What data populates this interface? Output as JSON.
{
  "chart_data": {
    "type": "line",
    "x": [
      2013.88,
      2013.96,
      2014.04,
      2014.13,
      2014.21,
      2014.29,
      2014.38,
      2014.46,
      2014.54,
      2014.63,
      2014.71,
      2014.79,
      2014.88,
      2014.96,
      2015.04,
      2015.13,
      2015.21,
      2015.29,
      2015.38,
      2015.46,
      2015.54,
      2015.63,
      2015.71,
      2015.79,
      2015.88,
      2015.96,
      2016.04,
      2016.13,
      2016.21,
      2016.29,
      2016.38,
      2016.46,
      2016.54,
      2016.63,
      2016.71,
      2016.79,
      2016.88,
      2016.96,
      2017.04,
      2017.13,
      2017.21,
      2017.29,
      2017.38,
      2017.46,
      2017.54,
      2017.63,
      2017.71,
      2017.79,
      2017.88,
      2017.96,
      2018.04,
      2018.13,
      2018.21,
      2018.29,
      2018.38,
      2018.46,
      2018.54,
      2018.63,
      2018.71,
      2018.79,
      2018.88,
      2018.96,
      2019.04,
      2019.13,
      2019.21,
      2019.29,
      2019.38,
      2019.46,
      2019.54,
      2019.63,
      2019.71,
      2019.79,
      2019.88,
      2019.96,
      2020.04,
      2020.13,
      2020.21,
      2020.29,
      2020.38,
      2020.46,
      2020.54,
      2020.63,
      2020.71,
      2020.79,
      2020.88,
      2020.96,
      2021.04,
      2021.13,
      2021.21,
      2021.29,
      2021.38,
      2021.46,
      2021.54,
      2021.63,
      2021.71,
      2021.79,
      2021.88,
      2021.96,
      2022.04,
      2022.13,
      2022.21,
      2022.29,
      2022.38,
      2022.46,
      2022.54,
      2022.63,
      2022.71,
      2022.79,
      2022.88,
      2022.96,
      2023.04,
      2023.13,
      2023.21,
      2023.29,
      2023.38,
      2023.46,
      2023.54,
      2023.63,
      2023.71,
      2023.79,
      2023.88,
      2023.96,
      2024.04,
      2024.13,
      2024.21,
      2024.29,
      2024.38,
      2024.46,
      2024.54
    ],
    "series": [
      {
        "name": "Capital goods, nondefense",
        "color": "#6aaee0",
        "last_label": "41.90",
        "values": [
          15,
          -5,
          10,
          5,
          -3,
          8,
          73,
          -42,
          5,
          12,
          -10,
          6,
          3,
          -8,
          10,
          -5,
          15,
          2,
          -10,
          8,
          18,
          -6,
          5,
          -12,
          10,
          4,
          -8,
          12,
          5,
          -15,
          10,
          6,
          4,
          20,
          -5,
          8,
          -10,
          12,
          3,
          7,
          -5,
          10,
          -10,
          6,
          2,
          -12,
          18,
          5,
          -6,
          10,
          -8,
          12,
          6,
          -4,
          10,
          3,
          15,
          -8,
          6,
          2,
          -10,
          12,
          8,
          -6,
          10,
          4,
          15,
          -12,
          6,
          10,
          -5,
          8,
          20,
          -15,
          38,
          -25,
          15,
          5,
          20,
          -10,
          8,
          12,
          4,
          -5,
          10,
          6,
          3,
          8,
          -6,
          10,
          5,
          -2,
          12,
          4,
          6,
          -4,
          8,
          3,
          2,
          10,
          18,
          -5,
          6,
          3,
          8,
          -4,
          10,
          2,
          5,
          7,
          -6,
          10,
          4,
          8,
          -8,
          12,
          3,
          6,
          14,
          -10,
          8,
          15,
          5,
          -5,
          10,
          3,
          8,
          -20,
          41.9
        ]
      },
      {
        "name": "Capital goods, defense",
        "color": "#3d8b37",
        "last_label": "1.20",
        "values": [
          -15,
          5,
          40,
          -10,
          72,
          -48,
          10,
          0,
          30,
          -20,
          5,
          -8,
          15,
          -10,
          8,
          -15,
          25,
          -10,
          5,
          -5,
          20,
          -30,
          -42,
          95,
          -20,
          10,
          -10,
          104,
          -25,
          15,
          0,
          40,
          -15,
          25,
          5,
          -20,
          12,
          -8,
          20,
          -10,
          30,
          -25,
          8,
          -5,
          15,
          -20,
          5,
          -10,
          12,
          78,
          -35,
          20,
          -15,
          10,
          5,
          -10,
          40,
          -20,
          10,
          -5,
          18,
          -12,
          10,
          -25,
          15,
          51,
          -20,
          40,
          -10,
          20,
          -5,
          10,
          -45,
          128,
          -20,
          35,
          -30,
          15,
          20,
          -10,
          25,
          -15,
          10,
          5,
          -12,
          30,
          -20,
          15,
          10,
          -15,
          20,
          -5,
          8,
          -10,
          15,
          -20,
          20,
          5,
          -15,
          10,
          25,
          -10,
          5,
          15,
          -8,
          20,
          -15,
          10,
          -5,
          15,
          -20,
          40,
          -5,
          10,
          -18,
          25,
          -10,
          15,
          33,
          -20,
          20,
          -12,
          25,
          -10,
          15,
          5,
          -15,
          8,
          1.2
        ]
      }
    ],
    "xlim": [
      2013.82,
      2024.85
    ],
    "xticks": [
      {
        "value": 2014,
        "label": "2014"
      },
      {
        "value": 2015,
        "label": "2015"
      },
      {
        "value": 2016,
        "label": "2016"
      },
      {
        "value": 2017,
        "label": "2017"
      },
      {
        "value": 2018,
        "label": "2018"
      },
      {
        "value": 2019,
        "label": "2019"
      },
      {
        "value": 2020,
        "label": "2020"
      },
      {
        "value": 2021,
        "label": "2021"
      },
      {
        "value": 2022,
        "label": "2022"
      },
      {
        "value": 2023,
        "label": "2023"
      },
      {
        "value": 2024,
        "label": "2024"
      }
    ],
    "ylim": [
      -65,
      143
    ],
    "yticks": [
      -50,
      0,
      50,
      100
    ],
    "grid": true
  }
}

┄┄┄┄┄┄

◆ Exercise task ◆
Show the lines from the data above that contain the string "name".

◆ The output ◆
        "name": "Capital goods, nondefense",
        "name": "Capital goods, defense",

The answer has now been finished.